-- BEGIN --

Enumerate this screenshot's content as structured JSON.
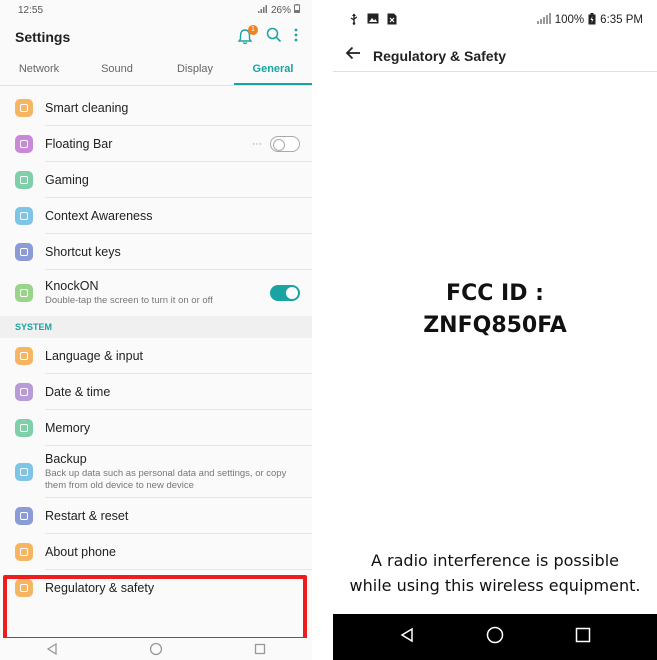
{
  "left": {
    "status": {
      "time": "12:55",
      "battery": "26%"
    },
    "header": {
      "title": "Settings",
      "notification_count": "1"
    },
    "tabs": [
      {
        "label": "Network"
      },
      {
        "label": "Sound"
      },
      {
        "label": "Display"
      },
      {
        "label": "General"
      }
    ],
    "items": [
      {
        "label": "Smart cleaning"
      },
      {
        "label": "Floating Bar"
      },
      {
        "label": "Gaming"
      },
      {
        "label": "Context Awareness"
      },
      {
        "label": "Shortcut keys"
      },
      {
        "label": "KnockON",
        "sub": "Double-tap the screen to turn it on or off"
      }
    ],
    "section": "SYSTEM",
    "system_items": [
      {
        "label": "Language & input"
      },
      {
        "label": "Date & time"
      },
      {
        "label": "Memory"
      },
      {
        "label": "Backup",
        "sub": "Back up data such as personal data and settings, or copy them from old device to new device"
      },
      {
        "label": "Restart & reset"
      },
      {
        "label": "About phone"
      },
      {
        "label": "Regulatory & safety"
      }
    ]
  },
  "right": {
    "status": {
      "battery": "100%",
      "time": "6:35 PM"
    },
    "title": "Regulatory & Safety",
    "fcc_line1": "FCC ID :",
    "fcc_line2": "ZNFQ850FA",
    "notice_line1": "A radio interference is possible",
    "notice_line2": "while using this wireless equipment."
  },
  "colors": {
    "accent": "#1aa3a3",
    "highlight": "#ee1c1c",
    "badge": "#f2821e"
  }
}
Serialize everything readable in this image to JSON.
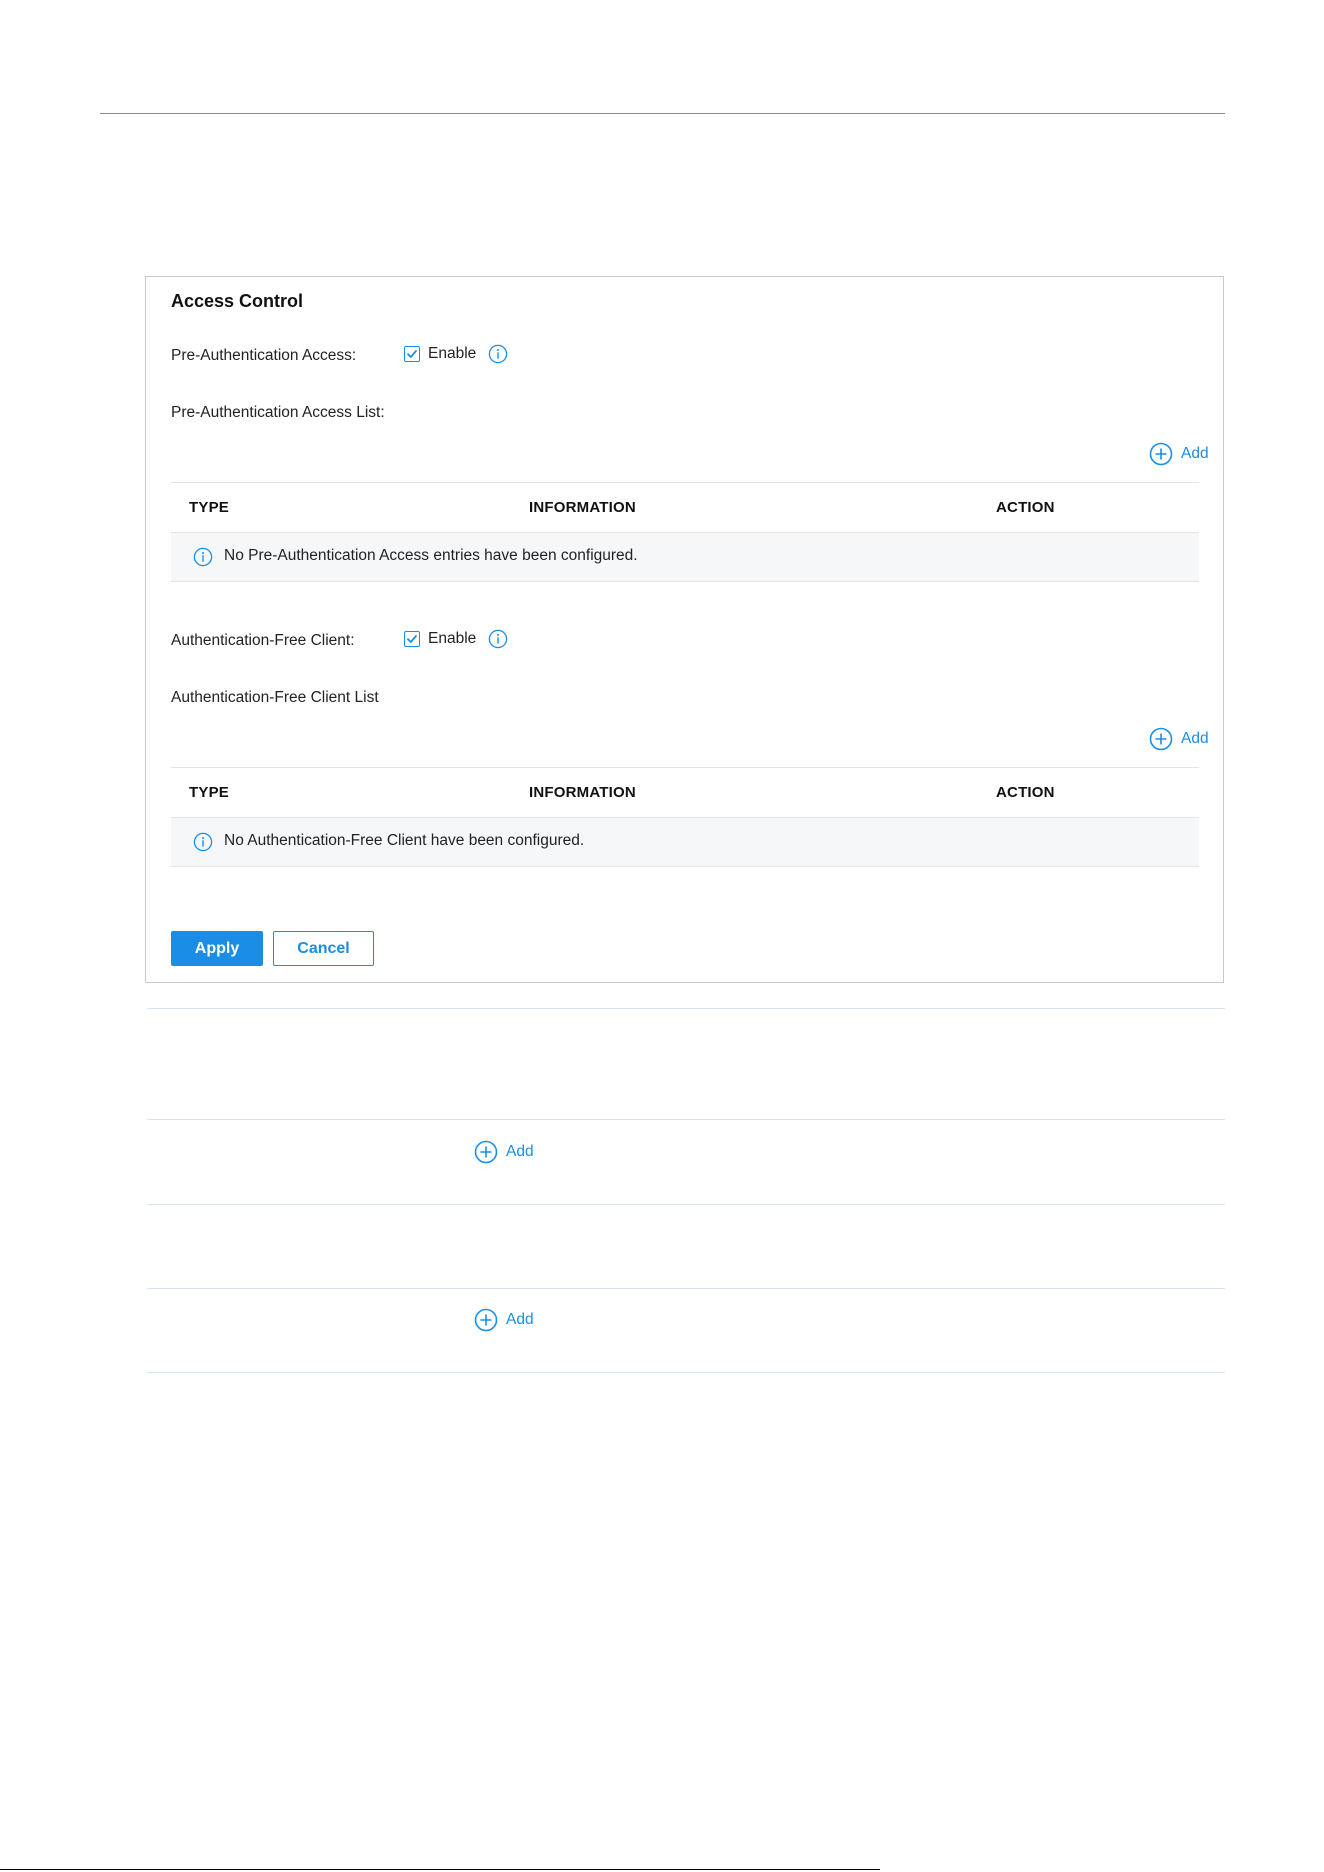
{
  "panel": {
    "title": "Access Control",
    "pre_auth": {
      "label": "Pre-Authentication Access:",
      "checkbox_label": "Enable",
      "checked": true,
      "list_label": "Pre-Authentication Access List:",
      "add_label": "Add",
      "table": {
        "columns": [
          "TYPE",
          "INFORMATION",
          "ACTION"
        ],
        "empty_message": "No Pre-Authentication Access entries have been configured."
      }
    },
    "auth_free": {
      "label": "Authentication-Free Client:",
      "checkbox_label": "Enable",
      "checked": true,
      "list_label": "Authentication-Free Client List",
      "add_label": "Add",
      "table": {
        "columns": [
          "TYPE",
          "INFORMATION",
          "ACTION"
        ],
        "empty_message": "No Authentication-Free Client have been configured."
      }
    },
    "buttons": {
      "apply": "Apply",
      "cancel": "Cancel"
    }
  },
  "lower_rows": [
    {
      "add_label": "Add"
    },
    {
      "add_label": "Add"
    }
  ],
  "colors": {
    "accent": "#1a8ee6",
    "row_bg": "#f6f7f9",
    "border": "#e4e4e4"
  },
  "icons": [
    "check-icon",
    "info-icon",
    "plus-circle-icon"
  ]
}
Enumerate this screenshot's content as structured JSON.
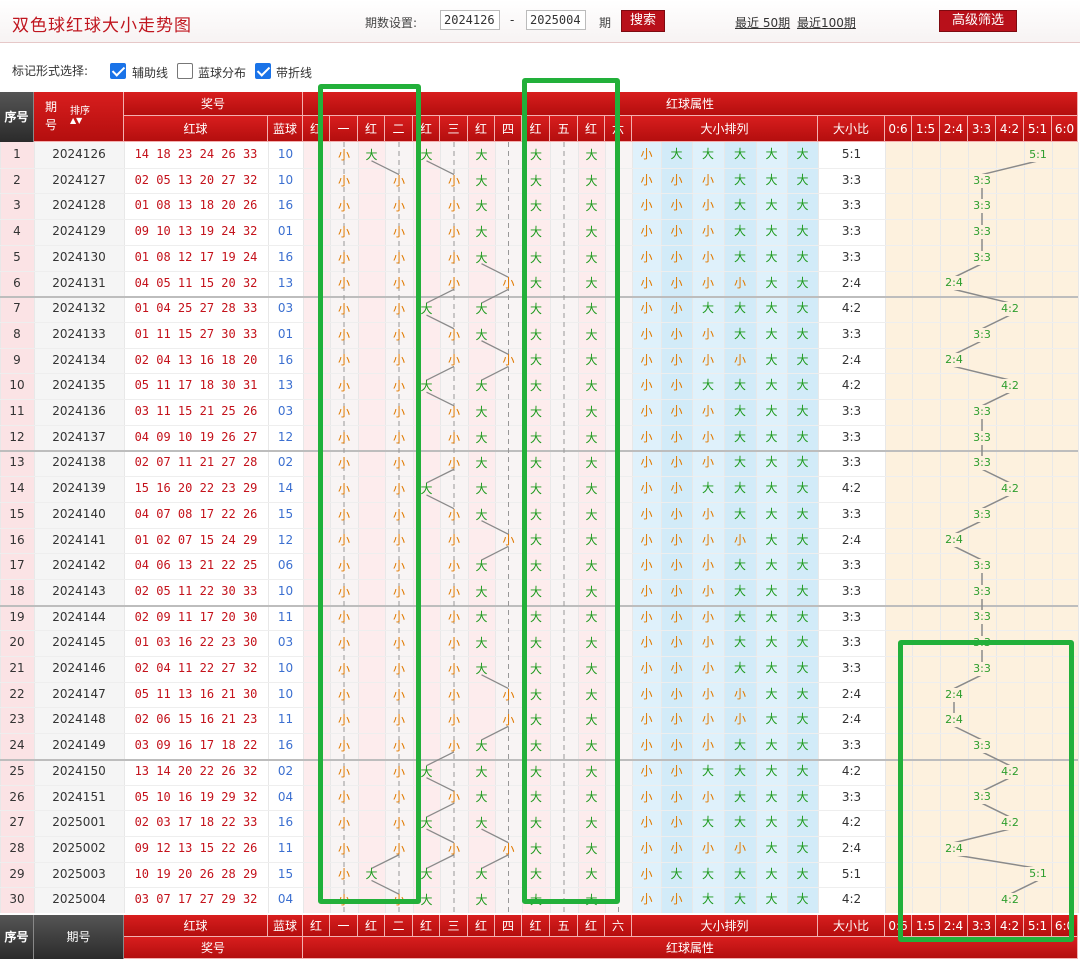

-- END --

### Set exercise
Return every line above that contains the word "List".

### Answer to the problem
      "list_label": "Pre-Authentication Access List:",
      "list_label": "Authentication-Free Client List",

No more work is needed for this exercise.